> _Directions for this task_
Below is the data. Give it again, complete and exact.

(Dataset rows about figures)
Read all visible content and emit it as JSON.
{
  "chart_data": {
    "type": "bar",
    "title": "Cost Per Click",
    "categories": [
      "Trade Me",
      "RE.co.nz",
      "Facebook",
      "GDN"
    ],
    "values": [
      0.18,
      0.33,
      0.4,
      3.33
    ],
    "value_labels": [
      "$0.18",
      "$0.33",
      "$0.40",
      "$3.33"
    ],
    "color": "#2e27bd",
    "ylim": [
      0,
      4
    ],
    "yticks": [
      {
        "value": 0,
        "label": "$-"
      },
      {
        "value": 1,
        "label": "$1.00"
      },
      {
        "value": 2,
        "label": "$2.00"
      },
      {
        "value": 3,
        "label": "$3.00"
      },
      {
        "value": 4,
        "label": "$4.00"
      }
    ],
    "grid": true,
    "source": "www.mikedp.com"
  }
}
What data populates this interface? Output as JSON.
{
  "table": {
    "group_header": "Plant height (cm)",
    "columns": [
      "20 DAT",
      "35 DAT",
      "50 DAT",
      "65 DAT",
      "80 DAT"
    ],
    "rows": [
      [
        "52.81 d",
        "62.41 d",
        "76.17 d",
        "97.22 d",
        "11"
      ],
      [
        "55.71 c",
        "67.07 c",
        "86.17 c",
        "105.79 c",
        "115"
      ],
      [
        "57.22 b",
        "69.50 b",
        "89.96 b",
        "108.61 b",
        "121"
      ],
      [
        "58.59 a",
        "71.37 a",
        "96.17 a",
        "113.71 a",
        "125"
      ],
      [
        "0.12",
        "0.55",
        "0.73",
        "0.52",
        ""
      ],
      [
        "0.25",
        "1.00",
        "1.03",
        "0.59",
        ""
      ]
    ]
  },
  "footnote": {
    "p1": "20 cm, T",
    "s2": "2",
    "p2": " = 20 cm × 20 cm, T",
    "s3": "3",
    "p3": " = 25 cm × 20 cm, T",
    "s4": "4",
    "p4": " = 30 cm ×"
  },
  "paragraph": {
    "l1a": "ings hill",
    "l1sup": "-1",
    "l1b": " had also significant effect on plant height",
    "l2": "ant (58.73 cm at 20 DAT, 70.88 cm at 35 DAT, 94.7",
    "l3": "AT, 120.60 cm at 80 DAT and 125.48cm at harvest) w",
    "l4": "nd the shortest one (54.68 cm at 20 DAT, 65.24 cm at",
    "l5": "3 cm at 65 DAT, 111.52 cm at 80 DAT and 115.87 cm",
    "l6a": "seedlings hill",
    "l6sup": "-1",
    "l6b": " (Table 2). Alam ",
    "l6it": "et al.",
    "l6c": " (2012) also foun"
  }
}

> _Result of this task_
Read all visible content and emit it as JSON.
{
  "chart_data": {
    "type": "bar",
    "title": "Cost Per Click",
    "categories": [
      "Trade Me",
      "RE.co.nz",
      "Facebook",
      "GDN"
    ],
    "values": [
      0.18,
      0.33,
      0.4,
      3.33
    ],
    "value_labels": [
      "$0.18",
      "$0.33",
      "$0.40",
      "$3.33"
    ],
    "color": "#2e27bd",
    "ylim": [
      0,
      4
    ],
    "yticks": [
      {
        "value": 0,
        "label": "$-"
      },
      {
        "value": 1,
        "label": "$1.00"
      },
      {
        "value": 2,
        "label": "$2.00"
      },
      {
        "value": 3,
        "label": "$3.00"
      },
      {
        "value": 4,
        "label": "$4.00"
      }
    ],
    "grid": true,
    "source": "www.mikedp.com"
  }
}
What data populates this interface? Output as JSON.
{
  "table": {
    "group_header": "Plant height (cm)",
    "columns": [
      "20 DAT",
      "35 DAT",
      "50 DAT",
      "65 DAT",
      "80 DAT"
    ],
    "rows": [
      [
        "52.81 d",
        "62.41 d",
        "76.17 d",
        "97.22 d",
        "11"
      ],
      [
        "55.71 c",
        "67.07 c",
        "86.17 c",
        "105.79 c",
        "115"
      ],
      [
        "57.22 b",
        "69.50 b",
        "89.96 b",
        "108.61 b",
        "121"
      ],
      [
        "58.59 a",
        "71.37 a",
        "96.17 a",
        "113.71 a",
        "125"
      ],
      [
        "0.12",
        "0.55",
        "0.73",
        "0.52",
        ""
      ],
      [
        "0.25",
        "1.00",
        "1.03",
        "0.59",
        ""
      ]
    ]
  },
  "footnote": {
    "p1": "20 cm, T",
    "s2": "2",
    "p2": " = 20 cm × 20 cm, T",
    "s3": "3",
    "p3": " = 25 cm × 20 cm, T",
    "s4": "4",
    "p4": " = 30 cm ×"
  },
  "paragraph": {
    "l1a": "ings hill",
    "l1sup": "-1",
    "l1b": " had also significant effect on plant height",
    "l2": "ant (58.73 cm at 20 DAT, 70.88 cm at 35 DAT, 94.7",
    "l3": "AT, 120.60 cm at 80 DAT and 125.48cm at harvest) w",
    "l4": "nd the shortest one (54.68 cm at 20 DAT, 65.24 cm at",
    "l5": "3 cm at 65 DAT, 111.52 cm at 80 DAT and 115.87 cm",
    "l6a": "seedlings hill",
    "l6sup": "-1",
    "l6b": " (Table 2). Alam ",
    "l6it": "et al.",
    "l6c": " (2012) also foun"
  }
}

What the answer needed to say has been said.